Extract the full set of records, then give each one again exactly.
>> START Data shown
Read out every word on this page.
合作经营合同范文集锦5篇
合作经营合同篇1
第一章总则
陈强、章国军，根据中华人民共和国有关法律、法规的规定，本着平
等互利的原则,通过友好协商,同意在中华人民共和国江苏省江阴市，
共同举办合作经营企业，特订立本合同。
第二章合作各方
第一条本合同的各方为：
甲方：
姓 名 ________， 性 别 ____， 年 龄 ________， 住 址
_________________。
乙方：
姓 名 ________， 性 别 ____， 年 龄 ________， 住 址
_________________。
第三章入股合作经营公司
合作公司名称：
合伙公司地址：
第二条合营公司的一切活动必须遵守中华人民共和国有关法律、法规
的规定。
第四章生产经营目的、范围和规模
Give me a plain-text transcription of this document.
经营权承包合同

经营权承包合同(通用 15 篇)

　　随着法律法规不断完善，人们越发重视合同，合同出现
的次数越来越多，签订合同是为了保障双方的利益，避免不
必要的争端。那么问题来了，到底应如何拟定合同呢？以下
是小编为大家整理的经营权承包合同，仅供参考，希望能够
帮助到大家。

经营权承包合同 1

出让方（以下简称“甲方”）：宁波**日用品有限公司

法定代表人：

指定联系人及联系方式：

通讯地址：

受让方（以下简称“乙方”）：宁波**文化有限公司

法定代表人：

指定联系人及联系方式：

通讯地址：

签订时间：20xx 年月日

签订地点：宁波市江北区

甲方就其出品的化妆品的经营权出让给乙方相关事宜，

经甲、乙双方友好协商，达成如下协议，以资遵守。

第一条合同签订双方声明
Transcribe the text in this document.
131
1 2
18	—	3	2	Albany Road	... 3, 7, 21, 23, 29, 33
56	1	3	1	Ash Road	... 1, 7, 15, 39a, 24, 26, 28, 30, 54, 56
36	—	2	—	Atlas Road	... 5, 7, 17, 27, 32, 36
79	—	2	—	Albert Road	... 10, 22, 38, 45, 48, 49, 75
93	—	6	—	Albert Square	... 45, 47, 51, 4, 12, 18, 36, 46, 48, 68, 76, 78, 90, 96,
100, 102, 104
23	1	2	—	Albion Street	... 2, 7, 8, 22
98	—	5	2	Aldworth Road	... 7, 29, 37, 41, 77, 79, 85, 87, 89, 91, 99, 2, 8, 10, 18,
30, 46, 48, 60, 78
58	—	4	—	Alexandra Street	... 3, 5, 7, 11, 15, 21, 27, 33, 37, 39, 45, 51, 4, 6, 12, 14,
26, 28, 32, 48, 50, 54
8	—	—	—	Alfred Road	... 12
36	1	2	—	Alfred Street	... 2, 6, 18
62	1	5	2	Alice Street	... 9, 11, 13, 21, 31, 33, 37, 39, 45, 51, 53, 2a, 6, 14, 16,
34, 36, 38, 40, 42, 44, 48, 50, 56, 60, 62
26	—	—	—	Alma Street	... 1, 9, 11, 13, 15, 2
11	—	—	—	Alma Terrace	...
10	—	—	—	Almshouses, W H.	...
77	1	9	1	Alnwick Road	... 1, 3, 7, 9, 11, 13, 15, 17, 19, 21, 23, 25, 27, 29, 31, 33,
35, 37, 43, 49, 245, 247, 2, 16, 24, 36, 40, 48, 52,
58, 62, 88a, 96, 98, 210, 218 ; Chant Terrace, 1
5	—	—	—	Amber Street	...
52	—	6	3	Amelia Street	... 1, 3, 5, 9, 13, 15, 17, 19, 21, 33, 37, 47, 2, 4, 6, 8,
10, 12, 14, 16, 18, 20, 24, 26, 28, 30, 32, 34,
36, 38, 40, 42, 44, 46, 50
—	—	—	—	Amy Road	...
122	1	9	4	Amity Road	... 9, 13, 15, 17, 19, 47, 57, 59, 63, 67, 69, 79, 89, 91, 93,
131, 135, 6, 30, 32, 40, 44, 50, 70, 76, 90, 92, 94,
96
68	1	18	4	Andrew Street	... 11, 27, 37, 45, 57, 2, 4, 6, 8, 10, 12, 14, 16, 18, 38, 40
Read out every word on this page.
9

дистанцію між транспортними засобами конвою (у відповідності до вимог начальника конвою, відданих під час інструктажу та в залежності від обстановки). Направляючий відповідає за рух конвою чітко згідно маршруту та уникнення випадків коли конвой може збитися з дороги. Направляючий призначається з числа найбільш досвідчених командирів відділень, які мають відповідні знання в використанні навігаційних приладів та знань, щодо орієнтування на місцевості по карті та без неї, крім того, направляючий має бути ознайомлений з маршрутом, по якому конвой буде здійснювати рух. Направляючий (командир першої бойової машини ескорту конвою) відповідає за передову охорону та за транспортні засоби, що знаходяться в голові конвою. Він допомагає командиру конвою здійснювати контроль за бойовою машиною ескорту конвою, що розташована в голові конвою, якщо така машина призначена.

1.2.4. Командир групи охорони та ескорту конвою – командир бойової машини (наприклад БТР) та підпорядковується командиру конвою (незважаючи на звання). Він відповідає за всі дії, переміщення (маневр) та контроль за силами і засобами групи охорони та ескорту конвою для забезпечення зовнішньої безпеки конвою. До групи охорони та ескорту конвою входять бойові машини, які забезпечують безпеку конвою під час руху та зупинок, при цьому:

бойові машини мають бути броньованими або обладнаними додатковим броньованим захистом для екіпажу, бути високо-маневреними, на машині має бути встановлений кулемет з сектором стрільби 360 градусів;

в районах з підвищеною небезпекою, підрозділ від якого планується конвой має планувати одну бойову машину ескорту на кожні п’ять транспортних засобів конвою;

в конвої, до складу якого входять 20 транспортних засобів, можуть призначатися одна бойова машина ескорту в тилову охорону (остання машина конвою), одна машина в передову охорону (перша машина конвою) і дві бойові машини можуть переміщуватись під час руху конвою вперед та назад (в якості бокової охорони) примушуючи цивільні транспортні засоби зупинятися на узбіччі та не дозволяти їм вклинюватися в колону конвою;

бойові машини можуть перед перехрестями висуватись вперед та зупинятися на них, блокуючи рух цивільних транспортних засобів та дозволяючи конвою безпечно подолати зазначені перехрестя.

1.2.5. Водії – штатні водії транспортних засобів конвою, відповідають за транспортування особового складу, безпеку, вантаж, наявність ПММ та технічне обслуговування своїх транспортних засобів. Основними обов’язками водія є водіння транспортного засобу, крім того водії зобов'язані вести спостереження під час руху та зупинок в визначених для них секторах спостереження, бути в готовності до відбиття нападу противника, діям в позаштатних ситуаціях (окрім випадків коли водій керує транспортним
>> END Data shown
*Output for this task*:
Read out every word on this page.
合作经营合同范文集锦5篇
合作经营合同篇1
第一章总则
陈强、章国军，根据中华人民共和国有关法律、法规的规定，本着平
等互利的原则,通过友好协商,同意在中华人民共和国江苏省江阴市，
共同举办合作经营企业，特订立本合同。
第二章合作各方
第一条本合同的各方为：
甲方：
姓 名 ________， 性 别 ____， 年 龄 ________， 住 址
_________________。
乙方：
姓 名 ________， 性 别 ____， 年 龄 ________， 住 址
_________________。
第三章入股合作经营公司
合作公司名称：
合伙公司地址：
第二条合营公司的一切活动必须遵守中华人民共和国有关法律、法规
的规定。
第四章生产经营目的、范围和规模
Give me a plain-text transcription of this document.
经营权承包合同

经营权承包合同(通用 15 篇)

　　随着法律法规不断完善，人们越发重视合同，合同出现
的次数越来越多，签订合同是为了保障双方的利益，避免不
必要的争端。那么问题来了，到底应如何拟定合同呢？以下
是小编为大家整理的经营权承包合同，仅供参考，希望能够
帮助到大家。

经营权承包合同 1

出让方（以下简称“甲方”）：宁波**日用品有限公司

法定代表人：

指定联系人及联系方式：

通讯地址：

受让方（以下简称“乙方”）：宁波**文化有限公司

法定代表人：

指定联系人及联系方式：

通讯地址：

签订时间：20xx 年月日

签订地点：宁波市江北区

甲方就其出品的化妆品的经营权出让给乙方相关事宜，

经甲、乙双方友好协商，达成如下协议，以资遵守。

第一条合同签订双方声明
Transcribe the text in this document.
131
1 2
18	—	3	2	Albany Road	... 3, 7, 21, 23, 29, 33
56	1	3	1	Ash Road	... 1, 7, 15, 39a, 24, 26, 28, 30, 54, 56
36	—	2	—	Atlas Road	... 5, 7, 17, 27, 32, 36
79	—	2	—	Albert Road	... 10, 22, 38, 45, 48, 49, 75
93	—	6	—	Albert Square	... 45, 47, 51, 4, 12, 18, 36, 46, 48, 68, 76, 78, 90, 96,
100, 102, 104
23	1	2	—	Albion Street	... 2, 7, 8, 22
98	—	5	2	Aldworth Road	... 7, 29, 37, 41, 77, 79, 85, 87, 89, 91, 99, 2, 8, 10, 18,
30, 46, 48, 60, 78
58	—	4	—	Alexandra Street	... 3, 5, 7, 11, 15, 21, 27, 33, 37, 39, 45, 51, 4, 6, 12, 14,
26, 28, 32, 48, 50, 54
8	—	—	—	Alfred Road	... 12
36	1	2	—	Alfred Street	... 2, 6, 18
62	1	5	2	Alice Street	... 9, 11, 13, 21, 31, 33, 37, 39, 45, 51, 53, 2a, 6, 14, 16,
34, 36, 38, 40, 42, 44, 48, 50, 56, 60, 62
26	—	—	—	Alma Street	... 1, 9, 11, 13, 15, 2
11	—	—	—	Alma Terrace	...
10	—	—	—	Almshouses, W H.	...
77	1	9	1	Alnwick Road	... 1, 3, 7, 9, 11, 13, 15, 17, 19, 21, 23, 25, 27, 29, 31, 33,
35, 37, 43, 49, 245, 247, 2, 16, 24, 36, 40, 48, 52,
58, 62, 88a, 96, 98, 210, 218 ; Chant Terrace, 1
5	—	—	—	Amber Street	...
52	—	6	3	Amelia Street	... 1, 3, 5, 9, 13, 15, 17, 19, 21, 33, 37, 47, 2, 4, 6, 8,
10, 12, 14, 16, 18, 20, 24, 26, 28, 30, 32, 34,
36, 38, 40, 42, 44, 46, 50
—	—	—	—	Amy Road	...
122	1	9	4	Amity Road	... 9, 13, 15, 17, 19, 47, 57, 59, 63, 67, 69, 79, 89, 91, 93,
131, 135, 6, 30, 32, 40, 44, 50, 70, 76, 90, 92, 94,
96
68	1	18	4	Andrew Street	... 11, 27, 37, 45, 57, 2, 4, 6, 8, 10, 12, 14, 16, 18, 38, 40
Read out every word on this page.
9

дистанцію між транспортними засобами конвою (у відповідності до вимог начальника конвою, відданих під час інструктажу та в залежності від обстановки). Направляючий відповідає за рух конвою чітко згідно маршруту та уникнення випадків коли конвой може збитися з дороги. Направляючий призначається з числа найбільш досвідчених командирів відділень, які мають відповідні знання в використанні навігаційних приладів та знань, щодо орієнтування на місцевості по карті та без неї, крім того, направляючий має бути ознайомлений з маршрутом, по якому конвой буде здійснювати рух. Направляючий (командир першої бойової машини ескорту конвою) відповідає за передову охорону та за транспортні засоби, що знаходяться в голові конвою. Він допомагає командиру конвою здійснювати контроль за бойовою машиною ескорту конвою, що розташована в голові конвою, якщо така машина призначена.

1.2.4. Командир групи охорони та ескорту конвою – командир бойової машини (наприклад БТР) та підпорядковується командиру конвою (незважаючи на звання). Він відповідає за всі дії, переміщення (маневр) та контроль за силами і засобами групи охорони та ескорту конвою для забезпечення зовнішньої безпеки конвою. До групи охорони та ескорту конвою входять бойові машини, які забезпечують безпеку конвою під час руху та зупинок, при цьому:

бойові машини мають бути броньованими або обладнаними додатковим броньованим захистом для екіпажу, бути високо-маневреними, на машині має бути встановлений кулемет з сектором стрільби 360 градусів;

в районах з підвищеною небезпекою, підрозділ від якого планується конвой має планувати одну бойову машину ескорту на кожні п’ять транспортних засобів конвою;

в конвої, до складу якого входять 20 транспортних засобів, можуть призначатися одна бойова машина ескорту в тилову охорону (остання машина конвою), одна машина в передову охорону (перша машина конвою) і дві бойові машини можуть переміщуватись під час руху конвою вперед та назад (в якості бокової охорони) примушуючи цивільні транспортні засоби зупинятися на узбіччі та не дозволяти їм вклинюватися в колону конвою;

бойові машини можуть перед перехрестями висуватись вперед та зупинятися на них, блокуючи рух цивільних транспортних засобів та дозволяючи конвою безпечно подолати зазначені перехрестя.

1.2.5. Водії – штатні водії транспортних засобів конвою, відповідають за транспортування особового складу, безпеку, вантаж, наявність ПММ та технічне обслуговування своїх транспортних засобів. Основними обов’язками водія є водіння транспортного засобу, крім того водії зобов'язані вести спостереження під час руху та зупинок в визначених для них секторах спостереження, бути в готовності до відбиття нападу противника, діям в позаштатних ситуаціях (окрім випадків коли водій керує транспортним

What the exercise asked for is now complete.